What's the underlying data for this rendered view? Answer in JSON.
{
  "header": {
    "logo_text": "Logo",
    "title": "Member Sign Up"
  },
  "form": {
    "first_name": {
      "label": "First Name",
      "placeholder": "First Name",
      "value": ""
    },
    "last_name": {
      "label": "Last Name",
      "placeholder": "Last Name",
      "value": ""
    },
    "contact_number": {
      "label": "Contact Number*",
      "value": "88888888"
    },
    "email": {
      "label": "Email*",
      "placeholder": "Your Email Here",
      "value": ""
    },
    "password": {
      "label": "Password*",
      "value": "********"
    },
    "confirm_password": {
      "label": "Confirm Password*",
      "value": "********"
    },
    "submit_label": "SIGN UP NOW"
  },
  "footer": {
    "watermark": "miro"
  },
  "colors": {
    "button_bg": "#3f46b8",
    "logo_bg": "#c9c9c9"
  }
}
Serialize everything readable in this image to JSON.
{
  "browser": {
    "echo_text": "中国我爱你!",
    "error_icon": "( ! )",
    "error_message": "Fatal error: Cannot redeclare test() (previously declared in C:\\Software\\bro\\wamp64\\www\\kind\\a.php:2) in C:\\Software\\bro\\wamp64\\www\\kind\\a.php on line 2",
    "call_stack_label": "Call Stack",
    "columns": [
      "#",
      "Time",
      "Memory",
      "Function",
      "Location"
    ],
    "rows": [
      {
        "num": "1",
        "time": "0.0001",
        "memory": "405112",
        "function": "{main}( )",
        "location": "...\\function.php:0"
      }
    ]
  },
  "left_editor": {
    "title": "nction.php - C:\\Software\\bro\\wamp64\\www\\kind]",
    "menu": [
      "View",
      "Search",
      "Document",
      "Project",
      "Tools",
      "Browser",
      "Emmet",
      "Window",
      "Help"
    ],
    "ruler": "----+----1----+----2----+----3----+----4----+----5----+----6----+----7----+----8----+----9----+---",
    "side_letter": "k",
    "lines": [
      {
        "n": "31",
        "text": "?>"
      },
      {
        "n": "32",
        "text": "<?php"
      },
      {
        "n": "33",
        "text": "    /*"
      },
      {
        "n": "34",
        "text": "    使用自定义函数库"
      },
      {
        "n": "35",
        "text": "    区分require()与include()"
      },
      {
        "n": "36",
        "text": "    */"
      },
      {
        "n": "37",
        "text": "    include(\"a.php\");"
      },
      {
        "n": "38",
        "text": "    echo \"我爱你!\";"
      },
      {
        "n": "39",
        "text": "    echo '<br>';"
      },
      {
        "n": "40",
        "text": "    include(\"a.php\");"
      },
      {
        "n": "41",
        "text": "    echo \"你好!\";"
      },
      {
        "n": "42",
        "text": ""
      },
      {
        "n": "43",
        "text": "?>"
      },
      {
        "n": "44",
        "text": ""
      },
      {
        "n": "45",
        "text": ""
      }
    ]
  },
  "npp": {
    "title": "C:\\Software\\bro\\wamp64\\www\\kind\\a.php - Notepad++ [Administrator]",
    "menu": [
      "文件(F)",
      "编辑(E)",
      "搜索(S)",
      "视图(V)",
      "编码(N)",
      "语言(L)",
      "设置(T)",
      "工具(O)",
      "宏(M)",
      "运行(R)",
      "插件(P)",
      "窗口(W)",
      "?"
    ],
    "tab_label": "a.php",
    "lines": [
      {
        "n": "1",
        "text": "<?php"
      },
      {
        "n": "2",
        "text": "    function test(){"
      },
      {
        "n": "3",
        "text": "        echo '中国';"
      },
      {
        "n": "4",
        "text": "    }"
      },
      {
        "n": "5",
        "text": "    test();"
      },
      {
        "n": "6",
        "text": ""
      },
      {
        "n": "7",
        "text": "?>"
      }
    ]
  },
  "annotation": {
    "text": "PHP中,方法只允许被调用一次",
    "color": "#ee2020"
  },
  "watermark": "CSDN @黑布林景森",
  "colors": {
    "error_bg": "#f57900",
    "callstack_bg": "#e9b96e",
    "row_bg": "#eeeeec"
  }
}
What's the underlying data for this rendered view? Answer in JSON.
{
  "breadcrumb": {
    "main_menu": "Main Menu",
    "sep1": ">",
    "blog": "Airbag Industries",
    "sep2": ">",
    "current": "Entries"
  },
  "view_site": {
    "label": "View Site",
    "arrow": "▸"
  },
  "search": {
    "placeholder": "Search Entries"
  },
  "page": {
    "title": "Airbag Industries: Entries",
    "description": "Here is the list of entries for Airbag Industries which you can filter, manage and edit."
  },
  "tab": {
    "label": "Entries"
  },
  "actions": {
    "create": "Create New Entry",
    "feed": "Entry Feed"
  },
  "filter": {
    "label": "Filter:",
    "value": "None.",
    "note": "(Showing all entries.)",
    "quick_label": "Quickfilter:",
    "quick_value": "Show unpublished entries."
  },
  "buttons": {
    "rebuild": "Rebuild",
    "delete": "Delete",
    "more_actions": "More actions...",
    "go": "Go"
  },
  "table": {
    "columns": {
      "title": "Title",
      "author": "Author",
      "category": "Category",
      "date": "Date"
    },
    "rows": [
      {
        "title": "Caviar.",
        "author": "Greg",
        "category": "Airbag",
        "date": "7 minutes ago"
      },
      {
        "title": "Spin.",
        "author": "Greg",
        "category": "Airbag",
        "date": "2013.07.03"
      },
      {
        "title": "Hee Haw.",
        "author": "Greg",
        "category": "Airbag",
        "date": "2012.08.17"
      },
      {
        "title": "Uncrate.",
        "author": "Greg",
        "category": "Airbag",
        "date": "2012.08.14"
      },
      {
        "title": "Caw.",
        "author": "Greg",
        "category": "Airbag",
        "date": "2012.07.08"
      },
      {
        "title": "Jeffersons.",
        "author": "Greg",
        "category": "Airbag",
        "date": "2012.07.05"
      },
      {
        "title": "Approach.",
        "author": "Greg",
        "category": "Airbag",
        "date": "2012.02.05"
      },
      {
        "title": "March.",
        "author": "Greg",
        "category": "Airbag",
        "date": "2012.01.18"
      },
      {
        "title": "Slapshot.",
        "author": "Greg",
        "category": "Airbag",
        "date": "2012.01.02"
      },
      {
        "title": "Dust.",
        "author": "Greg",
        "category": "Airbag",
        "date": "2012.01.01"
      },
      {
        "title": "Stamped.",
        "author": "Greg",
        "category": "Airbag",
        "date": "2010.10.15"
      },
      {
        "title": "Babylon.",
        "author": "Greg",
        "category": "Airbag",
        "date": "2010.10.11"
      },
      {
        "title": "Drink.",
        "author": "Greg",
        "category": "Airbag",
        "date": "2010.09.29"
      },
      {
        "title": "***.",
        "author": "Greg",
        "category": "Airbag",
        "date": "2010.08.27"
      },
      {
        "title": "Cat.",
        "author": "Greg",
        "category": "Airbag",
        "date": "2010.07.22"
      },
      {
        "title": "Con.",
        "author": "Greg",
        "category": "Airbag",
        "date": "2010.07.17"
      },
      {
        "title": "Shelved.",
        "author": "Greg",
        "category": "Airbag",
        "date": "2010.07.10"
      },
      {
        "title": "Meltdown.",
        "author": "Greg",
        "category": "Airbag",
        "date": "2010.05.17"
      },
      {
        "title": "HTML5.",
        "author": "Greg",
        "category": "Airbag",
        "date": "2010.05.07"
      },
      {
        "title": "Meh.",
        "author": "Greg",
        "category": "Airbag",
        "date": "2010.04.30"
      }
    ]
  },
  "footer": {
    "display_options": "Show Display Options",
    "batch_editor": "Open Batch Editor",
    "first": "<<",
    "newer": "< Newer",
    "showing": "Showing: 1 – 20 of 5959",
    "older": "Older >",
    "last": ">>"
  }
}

GOAL -> Give all the entries again exactly; leave none out.

THE RESPONSE ->
What's the underlying data for this rendered view? Answer in JSON.
{
  "header": {
    "logo_text": "Logo",
    "title": "Member Sign Up"
  },
  "form": {
    "first_name": {
      "label": "First Name",
      "placeholder": "First Name",
      "value": ""
    },
    "last_name": {
      "label": "Last Name",
      "placeholder": "Last Name",
      "value": ""
    },
    "contact_number": {
      "label": "Contact Number*",
      "value": "88888888"
    },
    "email": {
      "label": "Email*",
      "placeholder": "Your Email Here",
      "value": ""
    },
    "password": {
      "label": "Password*",
      "value": "********"
    },
    "confirm_password": {
      "label": "Confirm Password*",
      "value": "********"
    },
    "submit_label": "SIGN UP NOW"
  },
  "footer": {
    "watermark": "miro"
  },
  "colors": {
    "button_bg": "#3f46b8",
    "logo_bg": "#c9c9c9"
  }
}
Serialize everything readable in this image to JSON.
{
  "browser": {
    "echo_text": "中国我爱你!",
    "error_icon": "( ! )",
    "error_message": "Fatal error: Cannot redeclare test() (previously declared in C:\\Software\\bro\\wamp64\\www\\kind\\a.php:2) in C:\\Software\\bro\\wamp64\\www\\kind\\a.php on line 2",
    "call_stack_label": "Call Stack",
    "columns": [
      "#",
      "Time",
      "Memory",
      "Function",
      "Location"
    ],
    "rows": [
      {
        "num": "1",
        "time": "0.0001",
        "memory": "405112",
        "function": "{main}( )",
        "location": "...\\function.php:0"
      }
    ]
  },
  "left_editor": {
    "title": "nction.php - C:\\Software\\bro\\wamp64\\www\\kind]",
    "menu": [
      "View",
      "Search",
      "Document",
      "Project",
      "Tools",
      "Browser",
      "Emmet",
      "Window",
      "Help"
    ],
    "ruler": "----+----1----+----2----+----3----+----4----+----5----+----6----+----7----+----8----+----9----+---",
    "side_letter": "k",
    "lines": [
      {
        "n": "31",
        "text": "?>"
      },
      {
        "n": "32",
        "text": "<?php"
      },
      {
        "n": "33",
        "text": "    /*"
      },
      {
        "n": "34",
        "text": "    使用自定义函数库"
      },
      {
        "n": "35",
        "text": "    区分require()与include()"
      },
      {
        "n": "36",
        "text": "    */"
      },
      {
        "n": "37",
        "text": "    include(\"a.php\");"
      },
      {
        "n": "38",
        "text": "    echo \"我爱你!\";"
      },
      {
        "n": "39",
        "text": "    echo '<br>';"
      },
      {
        "n": "40",
        "text": "    include(\"a.php\");"
      },
      {
        "n": "41",
        "text": "    echo \"你好!\";"
      },
      {
        "n": "42",
        "text": ""
      },
      {
        "n": "43",
        "text": "?>"
      },
      {
        "n": "44",
        "text": ""
      },
      {
        "n": "45",
        "text": ""
      }
    ]
  },
  "npp": {
    "title": "C:\\Software\\bro\\wamp64\\www\\kind\\a.php - Notepad++ [Administrator]",
    "menu": [
      "文件(F)",
      "编辑(E)",
      "搜索(S)",
      "视图(V)",
      "编码(N)",
      "语言(L)",
      "设置(T)",
      "工具(O)",
      "宏(M)",
      "运行(R)",
      "插件(P)",
      "窗口(W)",
      "?"
    ],
    "tab_label": "a.php",
    "lines": [
      {
        "n": "1",
        "text": "<?php"
      },
      {
        "n": "2",
        "text": "    function test(){"
      },
      {
        "n": "3",
        "text": "        echo '中国';"
      },
      {
        "n": "4",
        "text": "    }"
      },
      {
        "n": "5",
        "text": "    test();"
      },
      {
        "n": "6",
        "text": ""
      },
      {
        "n": "7",
        "text": "?>"
      }
    ]
  },
  "annotation": {
    "text": "PHP中,方法只允许被调用一次",
    "color": "#ee2020"
  },
  "watermark": "CSDN @黑布林景森",
  "colors": {
    "error_bg": "#f57900",
    "callstack_bg": "#e9b96e",
    "row_bg": "#eeeeec"
  }
}
What's the underlying data for this rendered view? Answer in JSON.
{
  "breadcrumb": {
    "main_menu": "Main Menu",
    "sep1": ">",
    "blog": "Airbag Industries",
    "sep2": ">",
    "current": "Entries"
  },
  "view_site": {
    "label": "View Site",
    "arrow": "▸"
  },
  "search": {
    "placeholder": "Search Entries"
  },
  "page": {
    "title": "Airbag Industries: Entries",
    "description": "Here is the list of entries for Airbag Industries which you can filter, manage and edit."
  },
  "tab": {
    "label": "Entries"
  },
  "actions": {
    "create": "Create New Entry",
    "feed": "Entry Feed"
  },
  "filter": {
    "label": "Filter:",
    "value": "None.",
    "note": "(Showing all entries.)",
    "quick_label": "Quickfilter:",
    "quick_value": "Show unpublished entries."
  },
  "buttons": {
    "rebuild": "Rebuild",
    "delete": "Delete",
    "more_actions": "More actions...",
    "go": "Go"
  },
  "table": {
    "columns": {
      "title": "Title",
      "author": "Author",
      "category": "Category",
      "date": "Date"
    },
    "rows": [
      {
        "title": "Caviar.",
        "author": "Greg",
        "category": "Airbag",
        "date": "7 minutes ago"
      },
      {
        "title": "Spin.",
        "author": "Greg",
        "category": "Airbag",
        "date": "2013.07.03"
      },
      {
        "title": "Hee Haw.",
        "author": "Greg",
        "category": "Airbag",
        "date": "2012.08.17"
      },
      {
        "title": "Uncrate.",
        "author": "Greg",
        "category": "Airbag",
        "date": "2012.08.14"
      },
      {
        "title": "Caw.",
        "author": "Greg",
        "category": "Airbag",
        "date": "2012.07.08"
      },
      {
        "title": "Jeffersons.",
        "author": "Greg",
        "category": "Airbag",
        "date": "2012.07.05"
      },
      {
        "title": "Approach.",
        "author": "Greg",
        "category": "Airbag",
        "date": "2012.02.05"
      },
      {
        "title": "March.",
        "author": "Greg",
        "category": "Airbag",
        "date": "2012.01.18"
      },
      {
        "title": "Slapshot.",
        "author": "Greg",
        "category": "Airbag",
        "date": "2012.01.02"
      },
      {
        "title": "Dust.",
        "author": "Greg",
        "category": "Airbag",
        "date": "2012.01.01"
      },
      {
        "title": "Stamped.",
        "author": "Greg",
        "category": "Airbag",
        "date": "2010.10.15"
      },
      {
        "title": "Babylon.",
        "author": "Greg",
        "category": "Airbag",
        "date": "2010.10.11"
      },
      {
        "title": "Drink.",
        "author": "Greg",
        "category": "Airbag",
        "date": "2010.09.29"
      },
      {
        "title": "***.",
        "author": "Greg",
        "category": "Airbag",
        "date": "2010.08.27"
      },
      {
        "title": "Cat.",
        "author": "Greg",
        "category": "Airbag",
        "date": "2010.07.22"
      },
      {
        "title": "Con.",
        "author": "Greg",
        "category": "Airbag",
        "date": "2010.07.17"
      },
      {
        "title": "Shelved.",
        "author": "Greg",
        "category": "Airbag",
        "date": "2010.07.10"
      },
      {
        "title": "Meltdown.",
        "author": "Greg",
        "category": "Airbag",
        "date": "2010.05.17"
      },
      {
        "title": "HTML5.",
        "author": "Greg",
        "category": "Airbag",
        "date": "2010.05.07"
      },
      {
        "title": "Meh.",
        "author": "Greg",
        "category": "Airbag",
        "date": "2010.04.30"
      }
    ]
  },
  "footer": {
    "display_options": "Show Display Options",
    "batch_editor": "Open Batch Editor",
    "first": "<<",
    "newer": "< Newer",
    "showing": "Showing: 1 – 20 of 5959",
    "older": "Older >",
    "last": ">>"
  }
}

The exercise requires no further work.